##### THE DATA

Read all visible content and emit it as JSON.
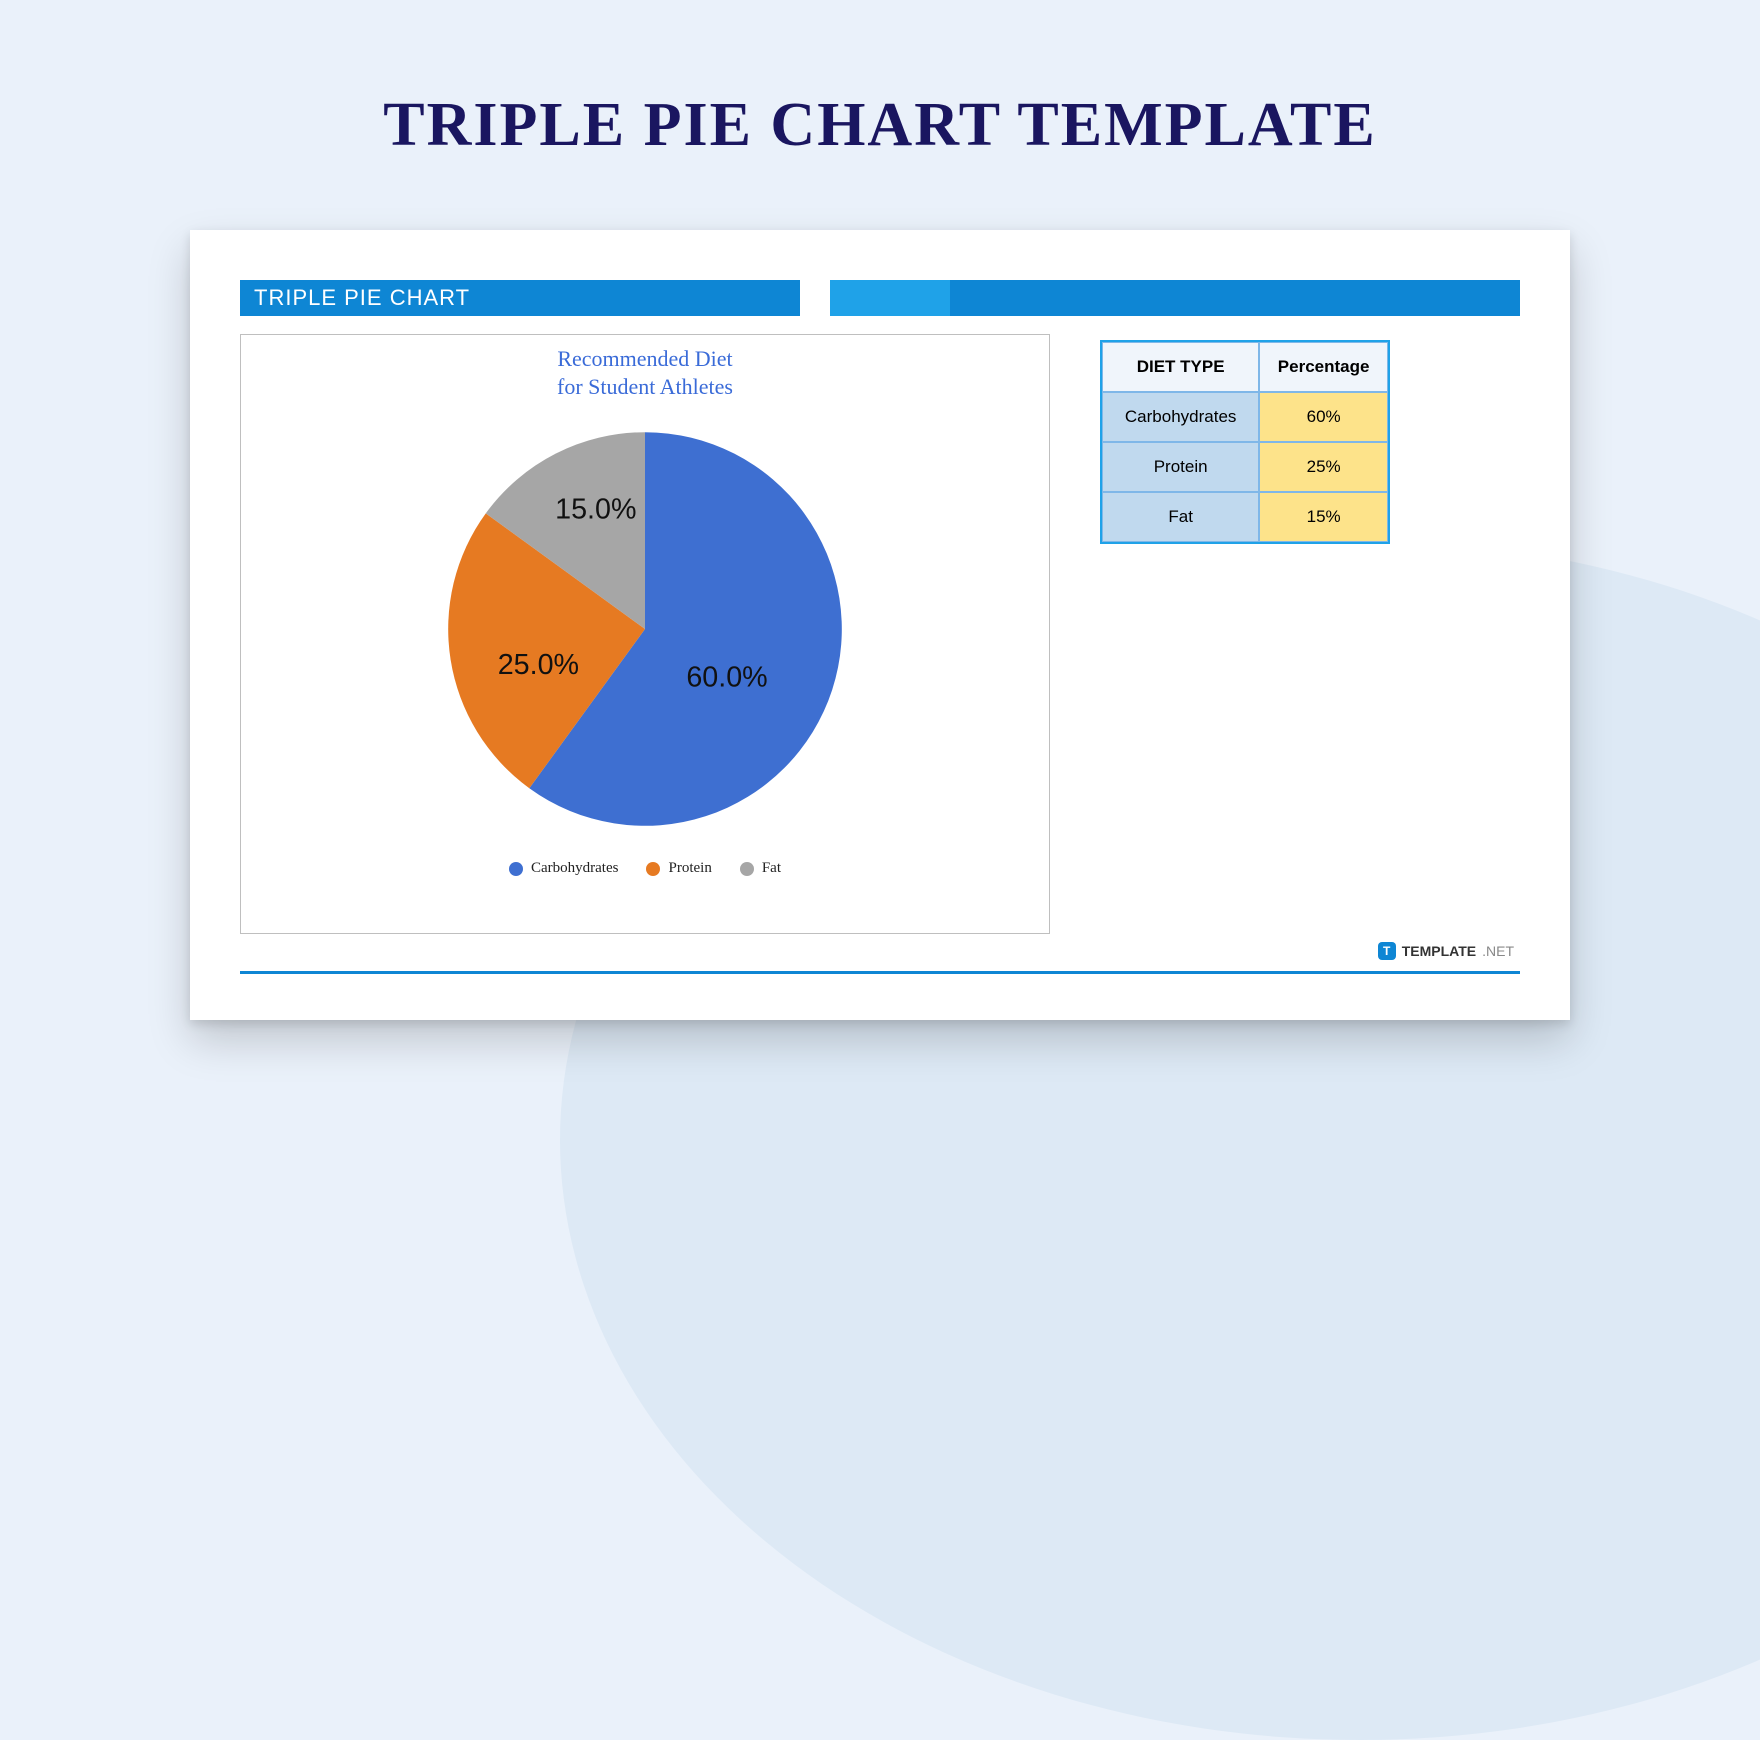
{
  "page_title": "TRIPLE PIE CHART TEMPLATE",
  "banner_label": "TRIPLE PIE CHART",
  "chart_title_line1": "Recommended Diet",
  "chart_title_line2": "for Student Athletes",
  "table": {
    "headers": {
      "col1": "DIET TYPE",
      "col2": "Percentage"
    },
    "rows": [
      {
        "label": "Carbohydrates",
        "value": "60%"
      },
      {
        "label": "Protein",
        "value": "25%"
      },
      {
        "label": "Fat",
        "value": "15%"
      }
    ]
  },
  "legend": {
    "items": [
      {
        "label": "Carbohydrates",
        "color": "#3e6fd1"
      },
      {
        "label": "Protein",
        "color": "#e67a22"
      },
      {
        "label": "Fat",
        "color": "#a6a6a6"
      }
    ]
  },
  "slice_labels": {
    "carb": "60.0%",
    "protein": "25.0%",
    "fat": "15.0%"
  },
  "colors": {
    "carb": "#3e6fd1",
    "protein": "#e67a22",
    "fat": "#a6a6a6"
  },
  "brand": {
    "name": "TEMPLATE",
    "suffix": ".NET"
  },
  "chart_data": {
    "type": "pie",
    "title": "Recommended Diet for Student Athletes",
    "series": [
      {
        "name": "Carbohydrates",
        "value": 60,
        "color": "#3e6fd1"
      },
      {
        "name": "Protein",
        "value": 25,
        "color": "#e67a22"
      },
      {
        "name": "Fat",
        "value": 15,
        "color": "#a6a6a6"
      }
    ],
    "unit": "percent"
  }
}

##########

Restate the records above exactly, less any pictures.

Read all visible content and emit it as JSON.
{
  "page_title": "TRIPLE PIE CHART TEMPLATE",
  "banner_label": "TRIPLE PIE CHART",
  "chart_title_line1": "Recommended Diet",
  "chart_title_line2": "for Student Athletes",
  "table": {
    "headers": {
      "col1": "DIET TYPE",
      "col2": "Percentage"
    },
    "rows": [
      {
        "label": "Carbohydrates",
        "value": "60%"
      },
      {
        "label": "Protein",
        "value": "25%"
      },
      {
        "label": "Fat",
        "value": "15%"
      }
    ]
  },
  "legend": {
    "items": [
      {
        "label": "Carbohydrates",
        "color": "#3e6fd1"
      },
      {
        "label": "Protein",
        "color": "#e67a22"
      },
      {
        "label": "Fat",
        "color": "#a6a6a6"
      }
    ]
  },
  "slice_labels": {
    "carb": "60.0%",
    "protein": "25.0%",
    "fat": "15.0%"
  },
  "colors": {
    "carb": "#3e6fd1",
    "protein": "#e67a22",
    "fat": "#a6a6a6"
  },
  "brand": {
    "name": "TEMPLATE",
    "suffix": ".NET"
  },
  "chart_data": {
    "type": "pie",
    "title": "Recommended Diet for Student Athletes",
    "series": [
      {
        "name": "Carbohydrates",
        "value": 60,
        "color": "#3e6fd1"
      },
      {
        "name": "Protein",
        "value": 25,
        "color": "#e67a22"
      },
      {
        "name": "Fat",
        "value": 15,
        "color": "#a6a6a6"
      }
    ],
    "unit": "percent"
  }
}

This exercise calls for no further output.